▼

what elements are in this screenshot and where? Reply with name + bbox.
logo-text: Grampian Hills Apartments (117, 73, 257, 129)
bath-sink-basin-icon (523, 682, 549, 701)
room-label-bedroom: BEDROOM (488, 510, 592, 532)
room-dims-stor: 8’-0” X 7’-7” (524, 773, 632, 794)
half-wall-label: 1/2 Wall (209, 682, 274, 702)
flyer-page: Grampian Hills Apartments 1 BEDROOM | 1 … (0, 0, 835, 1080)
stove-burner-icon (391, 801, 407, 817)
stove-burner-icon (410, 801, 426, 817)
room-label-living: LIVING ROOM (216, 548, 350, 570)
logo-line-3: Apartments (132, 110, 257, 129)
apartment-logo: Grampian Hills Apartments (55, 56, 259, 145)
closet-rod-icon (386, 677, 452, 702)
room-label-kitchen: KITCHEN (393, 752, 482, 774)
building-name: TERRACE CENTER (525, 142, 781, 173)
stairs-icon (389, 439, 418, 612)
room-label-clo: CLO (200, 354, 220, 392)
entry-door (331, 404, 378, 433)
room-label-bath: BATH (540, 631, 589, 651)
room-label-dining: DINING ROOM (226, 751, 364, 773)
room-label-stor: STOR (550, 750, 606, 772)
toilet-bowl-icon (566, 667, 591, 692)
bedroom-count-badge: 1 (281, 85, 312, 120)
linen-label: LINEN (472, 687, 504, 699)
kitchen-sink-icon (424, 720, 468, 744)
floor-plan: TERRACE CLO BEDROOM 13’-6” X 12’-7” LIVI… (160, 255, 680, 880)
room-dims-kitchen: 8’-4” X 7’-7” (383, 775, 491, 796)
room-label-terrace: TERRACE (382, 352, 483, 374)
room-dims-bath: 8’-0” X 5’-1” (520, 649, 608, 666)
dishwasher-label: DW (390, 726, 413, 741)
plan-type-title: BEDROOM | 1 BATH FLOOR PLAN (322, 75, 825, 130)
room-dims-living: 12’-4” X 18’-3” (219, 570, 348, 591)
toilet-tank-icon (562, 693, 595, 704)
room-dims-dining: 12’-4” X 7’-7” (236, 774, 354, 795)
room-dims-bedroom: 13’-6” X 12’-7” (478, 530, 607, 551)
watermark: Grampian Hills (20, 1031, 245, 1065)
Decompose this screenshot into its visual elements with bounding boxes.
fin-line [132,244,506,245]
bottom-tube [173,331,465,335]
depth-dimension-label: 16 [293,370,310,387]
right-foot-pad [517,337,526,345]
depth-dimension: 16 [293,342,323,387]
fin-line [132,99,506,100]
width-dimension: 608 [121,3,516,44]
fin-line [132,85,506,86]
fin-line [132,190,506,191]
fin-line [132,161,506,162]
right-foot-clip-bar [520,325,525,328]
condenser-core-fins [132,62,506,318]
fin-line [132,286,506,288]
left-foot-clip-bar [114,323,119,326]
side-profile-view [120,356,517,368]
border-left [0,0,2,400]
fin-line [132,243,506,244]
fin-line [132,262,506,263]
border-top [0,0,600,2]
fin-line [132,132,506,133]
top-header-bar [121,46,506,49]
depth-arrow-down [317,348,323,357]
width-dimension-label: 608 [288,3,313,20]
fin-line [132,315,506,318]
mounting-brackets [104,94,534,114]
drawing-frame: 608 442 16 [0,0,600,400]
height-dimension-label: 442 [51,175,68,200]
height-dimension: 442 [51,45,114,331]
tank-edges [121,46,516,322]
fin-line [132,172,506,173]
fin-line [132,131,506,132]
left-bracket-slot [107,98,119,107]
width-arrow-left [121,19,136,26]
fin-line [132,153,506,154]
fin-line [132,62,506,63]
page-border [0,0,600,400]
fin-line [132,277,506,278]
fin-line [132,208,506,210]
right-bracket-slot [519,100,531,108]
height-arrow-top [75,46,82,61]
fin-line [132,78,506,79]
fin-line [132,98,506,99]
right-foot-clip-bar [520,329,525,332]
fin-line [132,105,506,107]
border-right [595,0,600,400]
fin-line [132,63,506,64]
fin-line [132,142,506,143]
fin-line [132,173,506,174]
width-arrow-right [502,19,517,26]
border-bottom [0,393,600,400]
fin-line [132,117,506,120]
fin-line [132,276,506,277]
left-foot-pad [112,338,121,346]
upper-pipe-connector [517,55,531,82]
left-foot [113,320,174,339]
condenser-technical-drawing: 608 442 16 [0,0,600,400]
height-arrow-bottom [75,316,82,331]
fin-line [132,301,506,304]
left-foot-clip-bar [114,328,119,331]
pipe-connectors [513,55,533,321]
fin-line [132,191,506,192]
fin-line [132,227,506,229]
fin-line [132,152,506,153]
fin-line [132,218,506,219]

▲

Exercise task: Reproduce the listing above word for word, every line in its original order.

Result for this task:
what elements are in this screenshot and where? Reply with name + bbox.
logo-text: Grampian Hills Apartments (117, 73, 257, 129)
bath-sink-basin-icon (523, 682, 549, 701)
room-label-bedroom: BEDROOM (488, 510, 592, 532)
room-dims-stor: 8’-0” X 7’-7” (524, 773, 632, 794)
half-wall-label: 1/2 Wall (209, 682, 274, 702)
flyer-page: Grampian Hills Apartments 1 BEDROOM | 1 … (0, 0, 835, 1080)
stove-burner-icon (391, 801, 407, 817)
stove-burner-icon (410, 801, 426, 817)
room-label-living: LIVING ROOM (216, 548, 350, 570)
logo-line-3: Apartments (132, 110, 257, 129)
apartment-logo: Grampian Hills Apartments (55, 56, 259, 145)
closet-rod-icon (386, 677, 452, 702)
room-label-kitchen: KITCHEN (393, 752, 482, 774)
building-name: TERRACE CENTER (525, 142, 781, 173)
stairs-icon (389, 439, 418, 612)
room-label-clo: CLO (200, 354, 220, 392)
entry-door (331, 404, 378, 433)
room-label-bath: BATH (540, 631, 589, 651)
room-label-dining: DINING ROOM (226, 751, 364, 773)
room-label-stor: STOR (550, 750, 606, 772)
toilet-bowl-icon (566, 667, 591, 692)
bedroom-count-badge: 1 (281, 85, 312, 120)
linen-label: LINEN (472, 687, 504, 699)
kitchen-sink-icon (424, 720, 468, 744)
floor-plan: TERRACE CLO BEDROOM 13’-6” X 12’-7” LIVI… (160, 255, 680, 880)
room-dims-kitchen: 8’-4” X 7’-7” (383, 775, 491, 796)
room-label-terrace: TERRACE (382, 352, 483, 374)
room-dims-bath: 8’-0” X 5’-1” (520, 649, 608, 666)
dishwasher-label: DW (390, 726, 413, 741)
plan-type-title: BEDROOM | 1 BATH FLOOR PLAN (322, 75, 825, 130)
room-dims-living: 12’-4” X 18’-3” (219, 570, 348, 591)
toilet-tank-icon (562, 693, 595, 704)
room-dims-dining: 12’-4” X 7’-7” (236, 774, 354, 795)
room-dims-bedroom: 13’-6” X 12’-7” (478, 530, 607, 551)
watermark: Grampian Hills (20, 1031, 245, 1065)
Decompose this screenshot into its visual elements with bounding boxes.
fin-line [132,244,506,245]
bottom-tube [173,331,465,335]
depth-dimension-label: 16 [293,370,310,387]
right-foot-pad [517,337,526,345]
depth-dimension: 16 [293,342,323,387]
fin-line [132,99,506,100]
width-dimension: 608 [121,3,516,44]
fin-line [132,85,506,86]
fin-line [132,190,506,191]
fin-line [132,161,506,162]
right-foot-clip-bar [520,325,525,328]
condenser-core-fins [132,62,506,318]
fin-line [132,286,506,288]
left-foot-clip-bar [114,323,119,326]
side-profile-view [120,356,517,368]
border-left [0,0,2,400]
fin-line [132,243,506,244]
fin-line [132,262,506,263]
border-top [0,0,600,2]
fin-line [132,132,506,133]
top-header-bar [121,46,506,49]
depth-arrow-down [317,348,323,357]
width-dimension-label: 608 [288,3,313,20]
fin-line [132,315,506,318]
mounting-brackets [104,94,534,114]
drawing-frame: 608 442 16 [0,0,600,400]
height-dimension-label: 442 [51,175,68,200]
height-dimension: 442 [51,45,114,331]
tank-edges [121,46,516,322]
fin-line [132,172,506,173]
fin-line [132,131,506,132]
left-bracket-slot [107,98,119,107]
width-arrow-left [121,19,136,26]
fin-line [132,153,506,154]
fin-line [132,62,506,63]
page-border [0,0,600,400]
fin-line [132,277,506,278]
fin-line [132,208,506,210]
right-bracket-slot [519,100,531,108]
height-arrow-top [75,46,82,61]
fin-line [132,78,506,79]
fin-line [132,98,506,99]
right-foot-clip-bar [520,329,525,332]
fin-line [132,105,506,107]
border-right [595,0,600,400]
fin-line [132,63,506,64]
fin-line [132,142,506,143]
fin-line [132,173,506,174]
width-arrow-right [502,19,517,26]
border-bottom [0,393,600,400]
fin-line [132,117,506,120]
fin-line [132,276,506,277]
left-foot-pad [112,338,121,346]
upper-pipe-connector [517,55,531,82]
left-foot [113,320,174,339]
condenser-technical-drawing: 608 442 16 [0,0,600,400]
height-arrow-bottom [75,316,82,331]
fin-line [132,301,506,304]
left-foot-clip-bar [114,328,119,331]
pipe-connectors [513,55,533,321]
fin-line [132,191,506,192]
fin-line [132,227,506,229]
fin-line [132,152,506,153]
fin-line [132,218,506,219]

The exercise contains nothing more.